(Layout annotation data)
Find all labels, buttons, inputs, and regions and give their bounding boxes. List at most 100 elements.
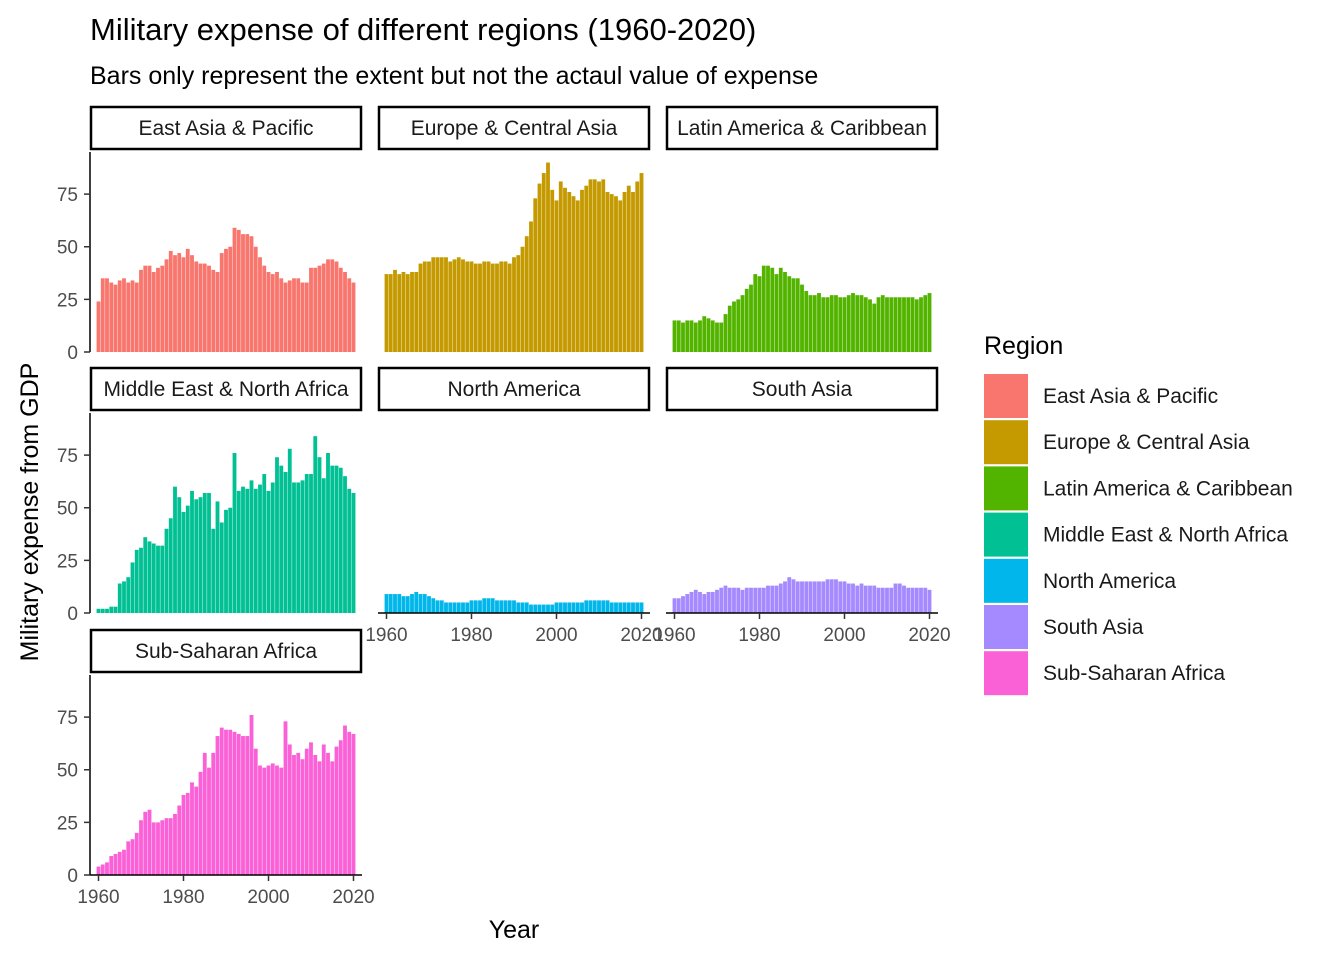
bar-east-asia-and-pacific-1975	[160, 265, 165, 352]
bar-latin-america-and-caribbean-1969	[710, 320, 715, 352]
bar-sub-saharan-africa-1971	[143, 811, 148, 875]
strip-box-latin-america-and-caribbean	[665, 105, 939, 151]
bar-south-asia-1967	[702, 594, 707, 613]
bar-latin-america-and-caribbean-1980	[757, 276, 762, 352]
bar-latin-america-and-caribbean-1972	[723, 314, 728, 352]
bar-north-america-1995	[533, 604, 538, 613]
bar-east-asia-and-pacific-2007	[296, 278, 301, 352]
bar-north-america-1975	[448, 602, 453, 613]
bar-latin-america-and-caribbean-1998	[834, 295, 838, 352]
bar-south-asia-1988	[791, 579, 796, 613]
bar-east-asia-and-pacific-2013	[321, 263, 326, 352]
bar-north-america-2010	[597, 600, 601, 613]
bar-east-asia-and-pacific-1989	[219, 253, 224, 352]
bar-europe-and-central-asia-1978	[461, 259, 465, 352]
bar-north-america-1972	[435, 600, 440, 613]
bar-sub-saharan-africa-1982	[190, 782, 194, 875]
bar-sub-saharan-africa-2019	[347, 731, 352, 875]
bar-latin-america-and-caribbean-1989	[795, 278, 800, 352]
x-tick-label: 2000	[823, 625, 865, 646]
bar-latin-america-and-caribbean-1962	[681, 322, 685, 352]
bar-north-america-1970	[427, 596, 431, 613]
legend-item-sub-saharan-africa: Sub-Saharan Africa	[984, 651, 1225, 696]
strip-label-latin-america-and-caribbean: Latin America & Caribbean	[677, 117, 927, 140]
y-tick-label: 75	[57, 708, 78, 729]
bar-south-asia-1979	[753, 587, 758, 613]
bar-south-asia-1986	[783, 581, 787, 613]
bar-east-asia-and-pacific-1992	[232, 227, 237, 352]
bar-europe-and-central-asia-2005	[575, 200, 580, 352]
bar-middle-east-and-north-africa-2008	[300, 480, 305, 613]
bar-south-asia-1990	[800, 581, 804, 613]
bar-south-asia-2013	[897, 583, 902, 613]
bar-north-america-2016	[622, 602, 627, 613]
legend-key	[984, 605, 1028, 649]
bar-east-asia-and-pacific-1977	[168, 250, 173, 352]
bar-north-america-2015	[618, 602, 623, 613]
bar-middle-east-and-north-africa-1963	[109, 606, 114, 613]
bar-middle-east-and-north-africa-1977	[168, 518, 173, 613]
bar-sub-saharan-africa-2016	[334, 746, 339, 875]
bar-east-asia-and-pacific-1976	[164, 259, 169, 352]
bar-sub-saharan-africa-1995	[245, 736, 250, 875]
bar-north-america-1987	[499, 600, 504, 613]
bar-latin-america-and-caribbean-2009	[880, 295, 885, 352]
bar-europe-and-central-asia-1999	[550, 189, 555, 352]
bar-europe-and-central-asia-2017	[626, 185, 631, 352]
bar-north-america-2020	[639, 602, 644, 613]
bar-middle-east-and-north-africa-1983	[194, 499, 199, 613]
bar-latin-america-and-caribbean-1994	[817, 293, 821, 352]
bar-sub-saharan-africa-1988	[215, 736, 220, 875]
bar-sub-saharan-africa-1992	[232, 731, 237, 875]
bar-north-america-1966	[410, 594, 414, 613]
bar-east-asia-and-pacific-1999	[262, 265, 267, 352]
bar-sub-saharan-africa-1994	[241, 736, 245, 875]
bar-south-asia-1962	[681, 596, 685, 613]
bar-north-america-1988	[503, 600, 508, 613]
strip-label-sub-saharan-africa: Sub-Saharan Africa	[135, 640, 317, 663]
bar-south-asia-1992	[808, 581, 813, 613]
bar-sub-saharan-africa-1963	[109, 856, 114, 875]
bar-sub-saharan-africa-2018	[343, 725, 347, 875]
bar-east-asia-and-pacific-1986	[207, 265, 211, 352]
bar-east-asia-and-pacific-1967	[126, 282, 131, 352]
bar-south-asia-1974	[732, 587, 736, 613]
bar-east-asia-and-pacific-1990	[224, 248, 228, 352]
x-tick-label: 1960	[365, 625, 407, 646]
bar-latin-america-and-caribbean-1977	[744, 288, 749, 352]
bar-south-asia-1976	[740, 589, 745, 613]
bar-middle-east-and-north-africa-1965	[117, 583, 122, 613]
bar-middle-east-and-north-africa-2012	[317, 457, 322, 613]
legend: Region East Asia & Pacific Europe & Centr…	[984, 332, 1293, 696]
bar-north-america-1967	[414, 591, 419, 613]
x-tick-label: 2020	[620, 625, 662, 646]
bar-north-america-1989	[507, 600, 512, 613]
bar-europe-and-central-asia-1966	[410, 272, 414, 352]
bar-europe-and-central-asia-1989	[507, 263, 512, 352]
bar-north-america-1983	[482, 598, 487, 613]
bar-north-america-1981	[473, 600, 478, 613]
bar-middle-east-and-north-africa-1988	[215, 501, 220, 613]
bar-latin-america-and-caribbean-1976	[740, 295, 745, 352]
bar-sub-saharan-africa-1962	[105, 862, 109, 875]
bar-middle-east-and-north-africa-1966	[122, 581, 126, 613]
bar-north-america-1980	[469, 600, 474, 613]
bar-latin-america-and-caribbean-2012	[893, 297, 898, 352]
bar-latin-america-and-caribbean-2002	[851, 293, 855, 352]
bar-europe-and-central-asia-1995	[533, 198, 538, 352]
bar-middle-east-and-north-africa-1993	[236, 490, 241, 613]
panel-middle-east-and-north-africa: Middle East & North Africa 0 25 50 75	[57, 366, 363, 625]
bar-east-asia-and-pacific-1969	[134, 282, 139, 352]
bar-latin-america-and-caribbean-1988	[791, 278, 796, 352]
bar-east-asia-and-pacific-1993	[236, 229, 241, 352]
bar-middle-east-and-north-africa-1999	[262, 474, 267, 613]
panel-south-asia: South Asia 1960 1980 2000 2020	[653, 366, 951, 646]
bar-north-america-2009	[592, 600, 597, 613]
bar-latin-america-and-caribbean-1961	[676, 320, 681, 352]
bar-north-america-1973	[439, 600, 444, 613]
bar-north-america-2008	[588, 600, 593, 613]
bar-north-america-1998	[546, 604, 550, 613]
bar-east-asia-and-pacific-2006	[292, 278, 296, 352]
bar-europe-and-central-asia-1963	[397, 274, 402, 352]
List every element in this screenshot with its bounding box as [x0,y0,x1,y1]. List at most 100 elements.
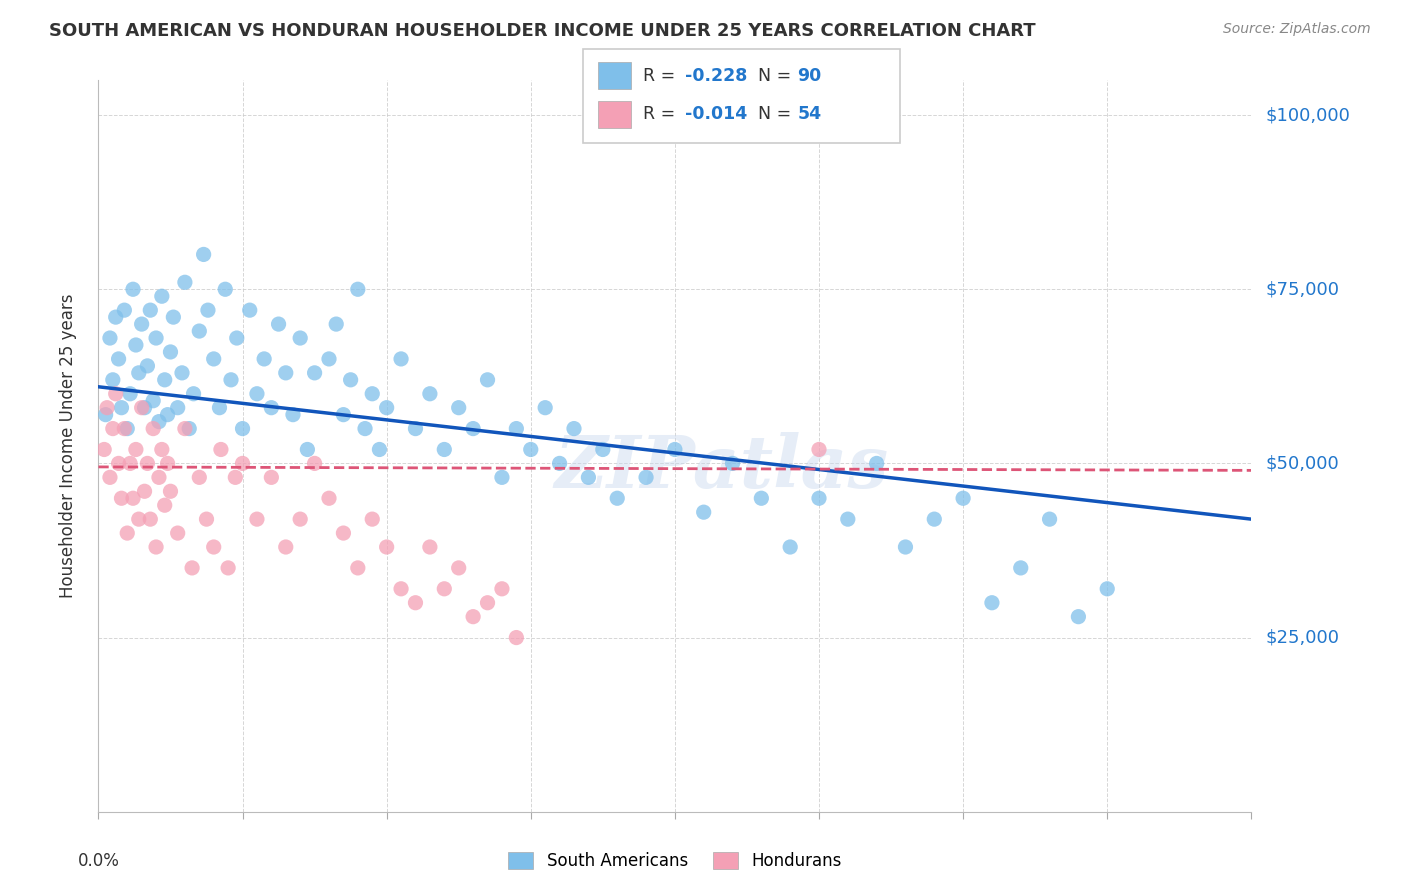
Point [139,512,162,526]
Point [104,386,127,401]
Point [214,282,236,296]
Point [117,526,139,541]
Point [225,331,247,345]
Point [354,421,377,435]
Point [125,442,148,457]
Point [433,442,456,457]
Point [117,421,139,435]
Point [260,470,283,484]
Point [375,401,398,415]
Point [808,491,831,506]
Point [101,421,124,435]
Point [346,561,368,575]
Point [260,401,283,415]
Point [96,401,118,415]
Point [461,421,484,435]
Text: Source: ZipAtlas.com: Source: ZipAtlas.com [1223,22,1371,37]
Point [148,470,170,484]
Point [112,303,135,318]
Point [534,401,557,415]
Point [166,401,188,415]
Point [98,470,121,484]
Text: -0.228: -0.228 [685,67,747,85]
Point [179,421,201,435]
Point [209,442,232,457]
Point [125,338,148,352]
Point [693,505,716,519]
Point [134,484,156,499]
Point [318,351,340,366]
Point [181,561,204,575]
Point [170,366,193,380]
Point [150,289,173,303]
Point [636,470,658,484]
Point [837,512,859,526]
Point [107,457,129,471]
Point [477,596,499,610]
Point [361,386,384,401]
Point [93,442,115,457]
Point [122,491,145,506]
Point [139,303,162,318]
Point [1097,582,1119,596]
Text: N =: N = [758,105,797,123]
Point [98,331,121,345]
Point [224,470,246,484]
Point [721,457,744,471]
Point [188,324,211,338]
Text: 90: 90 [797,67,821,85]
Point [433,582,456,596]
Legend: South Americans, Hondurans: South Americans, Hondurans [502,845,848,877]
Point [281,408,304,422]
Point [447,401,470,415]
Point [461,609,484,624]
Point [664,442,686,457]
Point [361,512,384,526]
Point [136,359,159,373]
Point [145,331,167,345]
Point [202,540,225,554]
Point [491,582,513,596]
Point [136,457,159,471]
Point [150,442,173,457]
Point [346,282,368,296]
Y-axis label: Householder Income Under 25 years: Householder Income Under 25 years [59,293,77,599]
Point [156,457,179,471]
Point [253,351,276,366]
Point [193,247,215,261]
Point [131,317,153,331]
Point [405,421,427,435]
Point [274,366,297,380]
Point [159,345,181,359]
Point [368,442,391,457]
Point [477,373,499,387]
Point [751,491,773,506]
Text: R =: R = [643,67,681,85]
Point [202,351,225,366]
Text: 54: 54 [797,105,821,123]
Point [274,540,297,554]
Point [219,373,242,387]
Point [174,275,197,289]
Point [304,366,326,380]
Point [952,491,974,506]
Text: R =: R = [643,105,681,123]
Text: $75,000: $75,000 [1265,280,1340,298]
Point [894,540,917,554]
Point [866,457,889,471]
Text: $100,000: $100,000 [1265,106,1350,124]
Point [94,408,117,422]
Point [419,386,441,401]
Point [339,373,361,387]
Point [217,561,239,575]
Point [297,442,319,457]
Point [188,470,211,484]
Point [447,561,470,575]
Point [548,457,571,471]
Point [131,401,153,415]
Point [239,303,262,318]
Point [195,512,218,526]
Point [1067,609,1090,624]
Point [981,596,1004,610]
Point [389,351,412,366]
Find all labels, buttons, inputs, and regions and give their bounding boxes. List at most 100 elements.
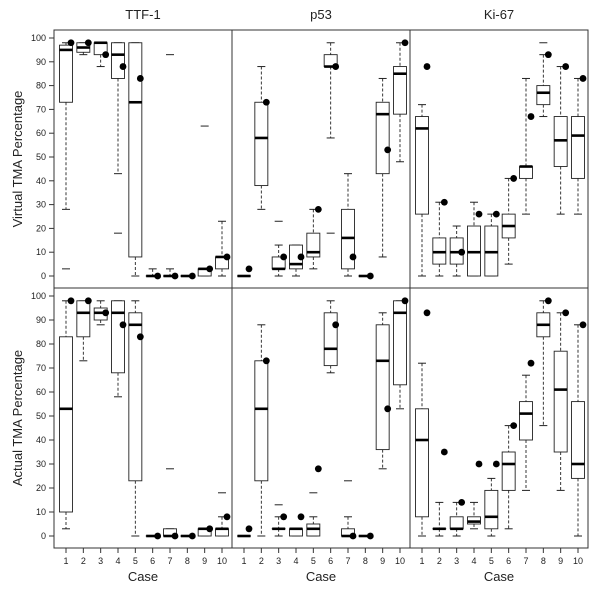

• _Exercise goal_: Copy the part of the material that opens with the line containing "Point [139,512,162,526]" and closes with the line containing "Point [150,289,173,303]", keeping both of those lines and changing nothing.

• _Answer for the task_:
Point [139,512,162,526]
Point [104,386,127,401]
Point [214,282,236,296]
Point [117,526,139,541]
Point [225,331,247,345]
Point [354,421,377,435]
Point [125,442,148,457]
Point [433,442,456,457]
Point [117,421,139,435]
Point [260,470,283,484]
Point [375,401,398,415]
Point [808,491,831,506]
Point [101,421,124,435]
Point [346,561,368,575]
Point [260,401,283,415]
Point [96,401,118,415]
Point [461,421,484,435]
Text: Source: ZipAtlas.com: Source: ZipAtlas.com [1223,22,1371,37]
Point [148,470,170,484]
Point [112,303,135,318]
Point [534,401,557,415]
Point [166,401,188,415]
Point [98,470,121,484]
Text: -0.228: -0.228 [685,67,747,85]
Point [179,421,201,435]
Point [209,442,232,457]
Point [125,338,148,352]
Point [693,505,716,519]
Point [134,484,156,499]
Point [318,351,340,366]
Point [181,561,204,575]
Point [170,366,193,380]
Point [150,289,173,303]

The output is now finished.